--- Begin DATA ---
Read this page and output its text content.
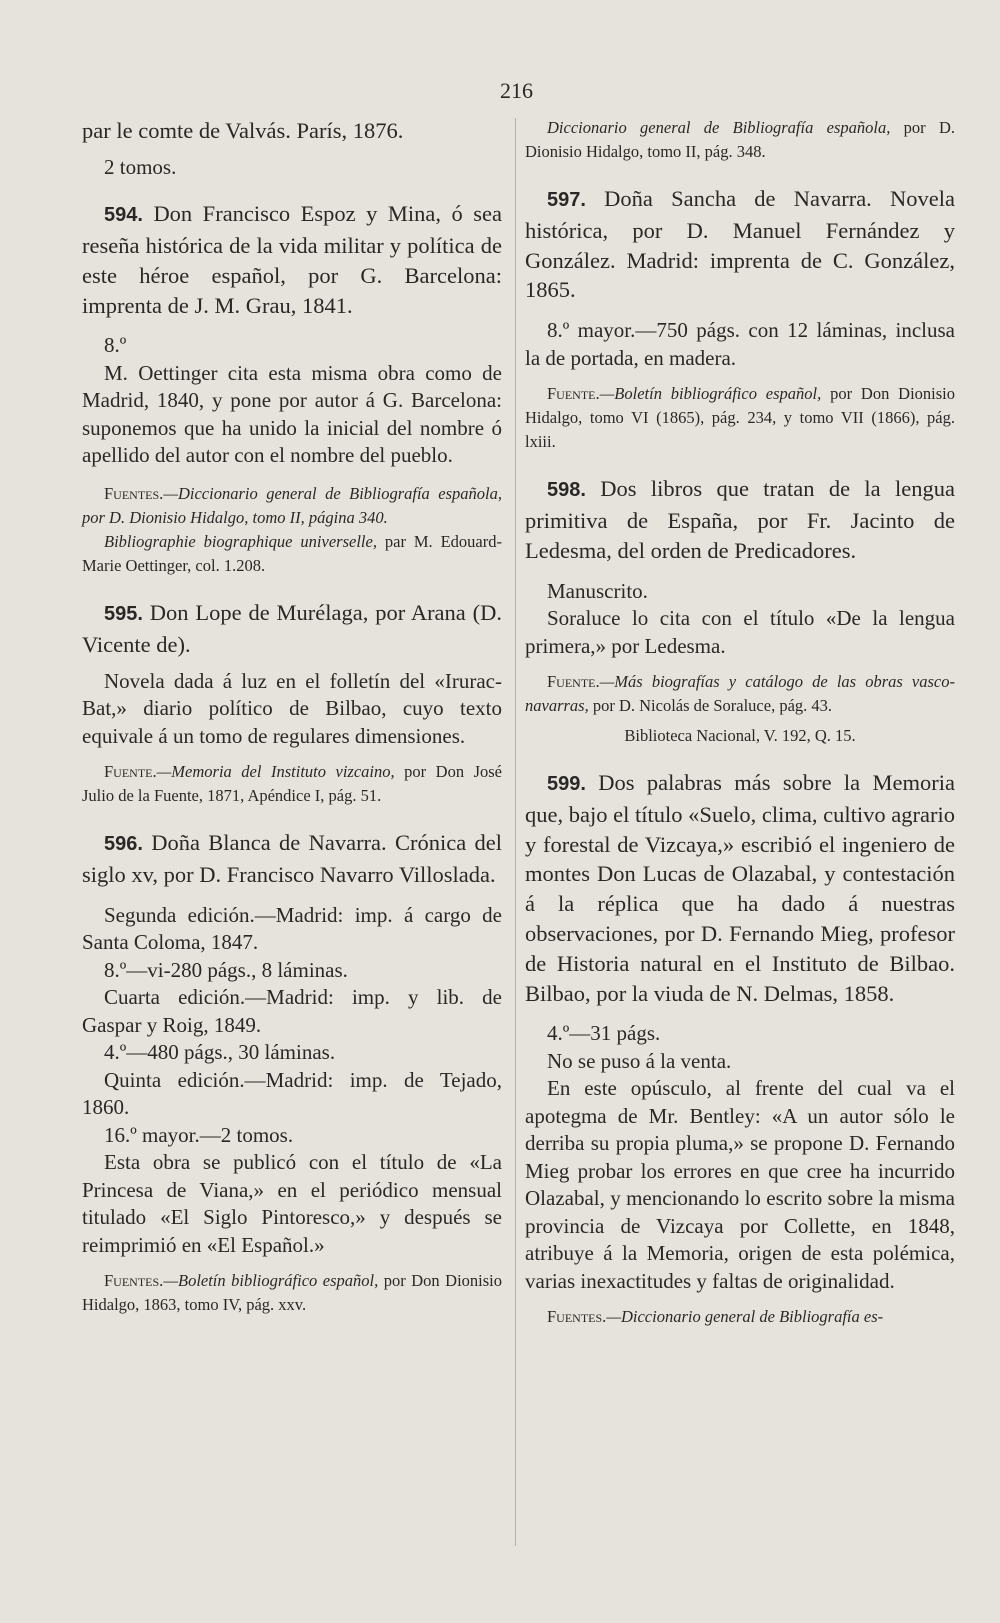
216

par le comte de Valvás. París, 1876.

2 tomos.

594. Don Francisco Espoz y Mina, ó sea reseña histórica de la vida militar y política de este héroe español, por G. Barcelona: imprenta de J. M. Grau, 1841.

8.º

M. Oettinger cita esta misma obra como de Madrid, 1840, y pone por autor á G. Barcelona: suponemos que ha unido la inicial del nombre ó apellido del autor con el nombre del pueblo.

Fuentes.—Diccionario general de Bibliografía española, por D. Dionisio Hidalgo, tomo II, página 340.

Bibliographie biographique universelle, par M. Edouard-Marie Oettinger, col. 1.208.

595. Don Lope de Murélaga, por Arana (D. Vicente de).

Novela dada á luz en el folletín del «Irurac-Bat,» diario político de Bilbao, cuyo texto equivale á un tomo de regulares dimensiones.

Fuente.—Memoria del Instituto vizcaino, por Don José Julio de la Fuente, 1871, Apéndice I, pág. 51.

596. Doña Blanca de Navarra. Crónica del siglo xv, por D. Francisco Navarro Villoslada.

Segunda edición.—Madrid: imp. á cargo de Santa Coloma, 1847.

8.º—vi-280 págs., 8 láminas.

Cuarta edición.—Madrid: imp. y lib. de Gaspar y Roig, 1849.

4.º—480 págs., 30 láminas.

Quinta edición.—Madrid: imp. de Tejado, 1860.

16.º mayor.—2 tomos.

Esta obra se publicó con el título de «La Princesa de Viana,» en el periódico mensual titulado «El Siglo Pintoresco,» y después se reimprimió en «El Español.»

Fuentes.—Boletín bibliográfico español, por Don Dionisio Hidalgo, 1863, tomo IV, pág. xxv.

Diccionario general de Bibliografía española, por D. Dionisio Hidalgo, tomo II, pág. 348.

597. Doña Sancha de Navarra. Novela histórica, por D. Manuel Fernández y González. Madrid: imprenta de C. González, 1865.

8.º mayor.—750 págs. con 12 láminas, inclusa la de portada, en madera.

Fuente.—Boletín bibliográfico español, por Don Dionisio Hidalgo, tomo VI (1865), pág. 234, y tomo VII (1866), pág. lxiii.

598. Dos libros que tratan de la lengua primitiva de España, por Fr. Jacinto de Ledesma, del orden de Predicadores.

Manuscrito.

Soraluce lo cita con el título «De la lengua primera,» por Ledesma.

Fuente.—Más biografías y catálogo de las obras vasco-navarras, por D. Nicolás de Soraluce, pág. 43.

Biblioteca Nacional, V. 192, Q. 15.

599. Dos palabras más sobre la Memoria que, bajo el título «Suelo, clima, cultivo agrario y forestal de Vizcaya,» escribió el ingeniero de montes Don Lucas de Olazabal, y contestación á la réplica que ha dado á nuestras observaciones, por D. Fernando Mieg, profesor de Historia natural en el Instituto de Bilbao. Bilbao, por la viuda de N. Delmas, 1858.

4.º—31 págs.

No se puso á la venta.

En este opúsculo, al frente del cual va el apotegma de Mr. Bentley: «A un autor sólo le derriba su propia pluma,» se propone D. Fernando Mieg probar los errores en que cree ha incurrido Olazabal, y mencionando lo escrito sobre la misma provincia de Vizcaya por Collette, en 1848, atribuye á la Memoria, origen de esta polémica, varias inexactitudes y faltas de originalidad.

Fuentes.—Diccionario general de Bibliografía es-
--- End DATA ---
- [SHORT TASK] Identify all lines in the records above with the word "lengua".

- [SOLUTION TO THIS TASK]
598. Dos libros que tratan de la lengua primitiva de España, por Fr. Jacinto de Ledesma, del orden de Predicadores.
Soraluce lo cita con el título «De la lengua primera,» por Ledesma.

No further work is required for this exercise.